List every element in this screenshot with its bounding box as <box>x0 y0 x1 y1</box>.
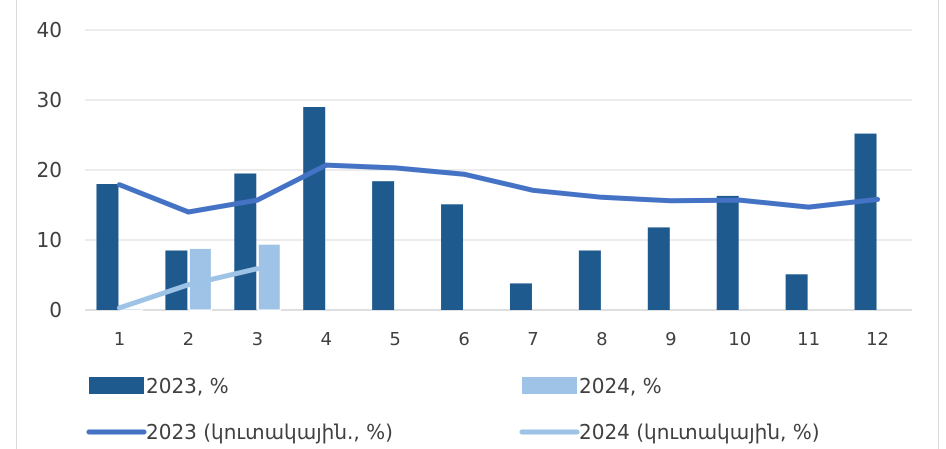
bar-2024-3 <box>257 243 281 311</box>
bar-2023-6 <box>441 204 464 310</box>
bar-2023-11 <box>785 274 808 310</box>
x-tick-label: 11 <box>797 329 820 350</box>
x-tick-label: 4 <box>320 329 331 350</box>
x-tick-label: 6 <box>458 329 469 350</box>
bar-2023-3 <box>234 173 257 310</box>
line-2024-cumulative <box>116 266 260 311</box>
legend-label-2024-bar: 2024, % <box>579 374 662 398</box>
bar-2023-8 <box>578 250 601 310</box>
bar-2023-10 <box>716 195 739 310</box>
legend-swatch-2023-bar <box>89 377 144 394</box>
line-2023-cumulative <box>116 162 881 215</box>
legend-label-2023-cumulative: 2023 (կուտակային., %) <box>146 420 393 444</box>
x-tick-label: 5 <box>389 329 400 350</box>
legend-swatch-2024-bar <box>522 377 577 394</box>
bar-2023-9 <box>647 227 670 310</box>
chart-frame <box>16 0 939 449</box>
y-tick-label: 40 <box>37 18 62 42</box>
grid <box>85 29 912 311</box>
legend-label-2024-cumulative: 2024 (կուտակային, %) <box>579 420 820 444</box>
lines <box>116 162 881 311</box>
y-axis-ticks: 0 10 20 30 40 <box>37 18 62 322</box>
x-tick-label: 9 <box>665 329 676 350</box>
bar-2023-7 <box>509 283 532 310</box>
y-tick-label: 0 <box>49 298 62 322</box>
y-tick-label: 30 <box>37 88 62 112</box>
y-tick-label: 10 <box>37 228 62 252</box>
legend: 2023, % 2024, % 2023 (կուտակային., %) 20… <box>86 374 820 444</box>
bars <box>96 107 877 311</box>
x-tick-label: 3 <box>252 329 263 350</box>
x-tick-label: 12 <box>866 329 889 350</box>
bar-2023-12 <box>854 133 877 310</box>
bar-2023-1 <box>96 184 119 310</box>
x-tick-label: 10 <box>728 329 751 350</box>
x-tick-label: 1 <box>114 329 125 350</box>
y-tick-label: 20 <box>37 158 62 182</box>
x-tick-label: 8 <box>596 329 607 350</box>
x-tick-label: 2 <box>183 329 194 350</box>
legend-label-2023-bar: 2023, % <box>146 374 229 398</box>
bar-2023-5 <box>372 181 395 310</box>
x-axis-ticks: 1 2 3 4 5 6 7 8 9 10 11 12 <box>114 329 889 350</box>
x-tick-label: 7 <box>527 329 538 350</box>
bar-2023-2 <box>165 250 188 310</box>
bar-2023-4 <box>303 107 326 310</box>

· · · ·

- _DIRECTIONS FOR THIS TASK_: Reproduce the data above word for word, leaving out the picture.

- _THE RESPONSE_:
List every element in this screenshot with its bounding box as <box>x0 y0 x1 y1</box>.
bar-2024-3 <box>257 243 281 311</box>
bar-2023-6 <box>441 204 464 310</box>
bar-2023-11 <box>785 274 808 310</box>
x-tick-label: 11 <box>797 329 820 350</box>
x-tick-label: 4 <box>320 329 331 350</box>
x-tick-label: 6 <box>458 329 469 350</box>
bar-2023-3 <box>234 173 257 310</box>
line-2024-cumulative <box>116 266 260 311</box>
legend-label-2024-bar: 2024, % <box>579 374 662 398</box>
bar-2023-8 <box>578 250 601 310</box>
bar-2023-10 <box>716 195 739 310</box>
legend-swatch-2023-bar <box>89 377 144 394</box>
line-2023-cumulative <box>116 162 881 215</box>
legend-label-2023-cumulative: 2023 (կուտակային., %) <box>146 420 393 444</box>
x-tick-label: 5 <box>389 329 400 350</box>
legend-swatch-2024-bar <box>522 377 577 394</box>
bar-2023-9 <box>647 227 670 310</box>
chart-frame <box>16 0 939 449</box>
y-tick-label: 40 <box>37 18 62 42</box>
grid <box>85 29 912 311</box>
legend-label-2024-cumulative: 2024 (կուտակային, %) <box>579 420 820 444</box>
lines <box>116 162 881 311</box>
y-axis-ticks: 0 10 20 30 40 <box>37 18 62 322</box>
x-tick-label: 9 <box>665 329 676 350</box>
bar-2023-7 <box>509 283 532 310</box>
y-tick-label: 0 <box>49 298 62 322</box>
y-tick-label: 30 <box>37 88 62 112</box>
y-tick-label: 10 <box>37 228 62 252</box>
legend: 2023, % 2024, % 2023 (կուտակային., %) 20… <box>86 374 820 444</box>
bars <box>96 107 877 311</box>
x-tick-label: 3 <box>252 329 263 350</box>
x-tick-label: 12 <box>866 329 889 350</box>
bar-2023-12 <box>854 133 877 310</box>
bar-2023-1 <box>96 184 119 310</box>
x-tick-label: 10 <box>728 329 751 350</box>
x-tick-label: 1 <box>114 329 125 350</box>
y-tick-label: 20 <box>37 158 62 182</box>
x-tick-label: 8 <box>596 329 607 350</box>
x-tick-label: 2 <box>183 329 194 350</box>
legend-label-2023-bar: 2023, % <box>146 374 229 398</box>
bar-2023-5 <box>372 181 395 310</box>
x-axis-ticks: 1 2 3 4 5 6 7 8 9 10 11 12 <box>114 329 889 350</box>
x-tick-label: 7 <box>527 329 538 350</box>
bar-2023-2 <box>165 250 188 310</box>
bar-2023-4 <box>303 107 326 310</box>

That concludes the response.